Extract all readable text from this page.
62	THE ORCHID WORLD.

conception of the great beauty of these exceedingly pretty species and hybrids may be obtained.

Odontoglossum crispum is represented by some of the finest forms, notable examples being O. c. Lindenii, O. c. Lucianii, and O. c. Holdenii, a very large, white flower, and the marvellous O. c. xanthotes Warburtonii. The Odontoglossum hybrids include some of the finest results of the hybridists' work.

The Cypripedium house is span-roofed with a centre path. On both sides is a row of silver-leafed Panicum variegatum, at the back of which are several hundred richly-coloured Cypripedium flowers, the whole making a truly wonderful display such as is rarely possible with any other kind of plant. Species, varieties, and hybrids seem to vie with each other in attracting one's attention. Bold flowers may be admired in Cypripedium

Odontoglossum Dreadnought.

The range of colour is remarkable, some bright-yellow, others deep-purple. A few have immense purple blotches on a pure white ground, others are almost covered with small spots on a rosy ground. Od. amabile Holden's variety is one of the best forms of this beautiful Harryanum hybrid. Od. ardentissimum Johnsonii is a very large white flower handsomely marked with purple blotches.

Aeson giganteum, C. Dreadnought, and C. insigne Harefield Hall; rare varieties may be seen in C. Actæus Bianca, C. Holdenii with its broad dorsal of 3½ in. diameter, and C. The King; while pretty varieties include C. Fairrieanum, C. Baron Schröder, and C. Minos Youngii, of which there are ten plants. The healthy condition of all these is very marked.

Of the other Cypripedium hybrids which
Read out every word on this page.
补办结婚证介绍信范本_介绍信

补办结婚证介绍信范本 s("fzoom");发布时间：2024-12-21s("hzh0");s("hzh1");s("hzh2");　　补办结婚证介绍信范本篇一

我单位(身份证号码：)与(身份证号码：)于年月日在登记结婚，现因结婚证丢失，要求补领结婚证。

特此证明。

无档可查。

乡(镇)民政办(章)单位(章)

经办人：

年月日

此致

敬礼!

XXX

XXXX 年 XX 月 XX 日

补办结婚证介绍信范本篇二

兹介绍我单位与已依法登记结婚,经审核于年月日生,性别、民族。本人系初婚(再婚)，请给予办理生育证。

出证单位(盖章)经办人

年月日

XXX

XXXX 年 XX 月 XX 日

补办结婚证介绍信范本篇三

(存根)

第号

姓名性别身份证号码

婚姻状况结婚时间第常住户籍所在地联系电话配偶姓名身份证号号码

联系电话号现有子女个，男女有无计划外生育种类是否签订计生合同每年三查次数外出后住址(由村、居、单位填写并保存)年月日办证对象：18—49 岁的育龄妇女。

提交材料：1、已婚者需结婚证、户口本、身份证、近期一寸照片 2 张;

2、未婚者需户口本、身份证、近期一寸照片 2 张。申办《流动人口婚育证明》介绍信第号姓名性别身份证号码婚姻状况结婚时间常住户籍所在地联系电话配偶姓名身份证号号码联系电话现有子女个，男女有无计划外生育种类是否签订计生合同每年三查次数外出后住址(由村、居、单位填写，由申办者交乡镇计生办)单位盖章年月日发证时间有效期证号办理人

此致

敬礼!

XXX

================================

Return every line in the listing that contains the word "these".

— Result for this task —
conception of the great beauty of these exceedingly pretty species and hybrids may be obtained.
Aeson giganteum, C. Dreadnought, and C. insigne Harefield Hall; rare varieties may be seen in C. Actæus Bianca, C. Holdenii with its broad dorsal of 3½ in. diameter, and C. The King; while pretty varieties include C. Fairrieanum, C. Baron Schröder, and C. Minos Youngii, of which there are ten plants. The healthy condition of all these is very marked.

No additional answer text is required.